# Problem requirements:
All of the lines below are to be printed again exactly; images are excluded from the output.

# Records to use:
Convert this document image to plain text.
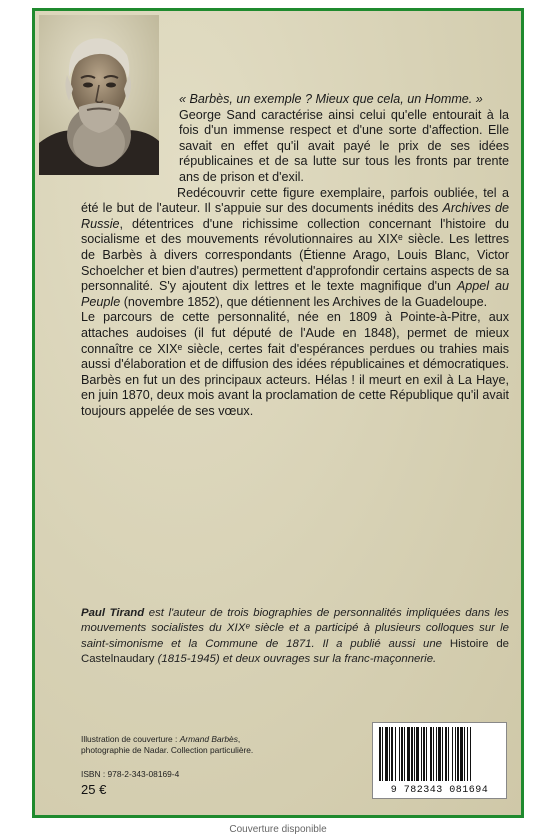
« Barbès, un exemple ? Mieux que cela, un Homme. »

George Sand caractérise ainsi celui qu'elle entourait à la fois d'un immense respect et d'une sorte d'affection. Elle savait en effet qu'il avait payé le prix de ses idées républicaines et de sa lutte sur tous les fronts par trente ans de prison et d'exil.

Redécouvrir cette figure exemplaire, parfois oubliée, tel a été le but de l'auteur. Il s'appuie sur des documents inédits des Archives de Russie, détentrices d'une richissime collection concernant l'histoire du socialisme et des mouvements révolutionnaires au XIXᵉ siècle. Les lettres de Barbès à divers correspondants (Étienne Arago, Louis Blanc, Victor Schoelcher et bien d'autres) permettent d'approfondir certains aspects de sa personnalité. S'y ajoutent dix lettres et le texte magnifique d'un Appel au Peuple (novembre 1852), que détiennent les Archives de la Guadeloupe.

Le parcours de cette personnalité, née en 1809 à Pointe-à-Pitre, aux attaches audoises (il fut député de l'Aude en 1848), permet de mieux connaître ce XIXᵉ siècle, certes fait d'espérances perdues ou trahies mais aussi d'élaboration et de diffusion des idées républicaines et démocratiques. Barbès en fut un des principaux acteurs. Hélas ! il meurt en exil à La Haye, en juin 1870, deux mois avant la proclamation de cette République qu'il avait toujours appelée de ses vœux.

Paul Tirand est l'auteur de trois biographies de personnalités impliquées dans les mouvements socialistes du XIXᵉ siècle et a participé à plusieurs colloques sur le saint-simonisme et la Commune de 1871. Il a publié aussi une Histoire de Castelnaudary (1815-1945) et deux ouvrages sur la franc-maçonnerie.
Illustration de couverture : Armand Barbès,
photographie de Nadar. Collection particulière.
ISBN : 978-2-343-08169-4
25 €	9 782343 081694
Couverture disponible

# Full output:
Convert this document image to plain text.
« Barbès, un exemple ? Mieux que cela, un Homme. »

George Sand caractérise ainsi celui qu'elle entourait à la fois d'un immense respect et d'une sorte d'affection. Elle savait en effet qu'il avait payé le prix de ses idées républicaines et de sa lutte sur tous les fronts par trente ans de prison et d'exil.

Redécouvrir cette figure exemplaire, parfois oubliée, tel a été le but de l'auteur. Il s'appuie sur des documents inédits des Archives de Russie, détentrices d'une richissime collection concernant l'histoire du socialisme et des mouvements révolutionnaires au XIXᵉ siècle. Les lettres de Barbès à divers correspondants (Étienne Arago, Louis Blanc, Victor Schoelcher et bien d'autres) permettent d'approfondir certains aspects de sa personnalité. S'y ajoutent dix lettres et le texte magnifique d'un Appel au Peuple (novembre 1852), que détiennent les Archives de la Guadeloupe.

Le parcours de cette personnalité, née en 1809 à Pointe-à-Pitre, aux attaches audoises (il fut député de l'Aude en 1848), permet de mieux connaître ce XIXᵉ siècle, certes fait d'espérances perdues ou trahies mais aussi d'élaboration et de diffusion des idées républicaines et démocratiques. Barbès en fut un des principaux acteurs. Hélas ! il meurt en exil à La Haye, en juin 1870, deux mois avant la proclamation de cette République qu'il avait toujours appelée de ses vœux.

Paul Tirand est l'auteur de trois biographies de personnalités impliquées dans les mouvements socialistes du XIXᵉ siècle et a participé à plusieurs colloques sur le saint-simonisme et la Commune de 1871. Il a publié aussi une Histoire de Castelnaudary (1815-1945) et deux ouvrages sur la franc-maçonnerie.
Illustration de couverture : Armand Barbès,
photographie de Nadar. Collection particulière.
ISBN : 978-2-343-08169-4
25 €	9 782343 081694
Couverture disponible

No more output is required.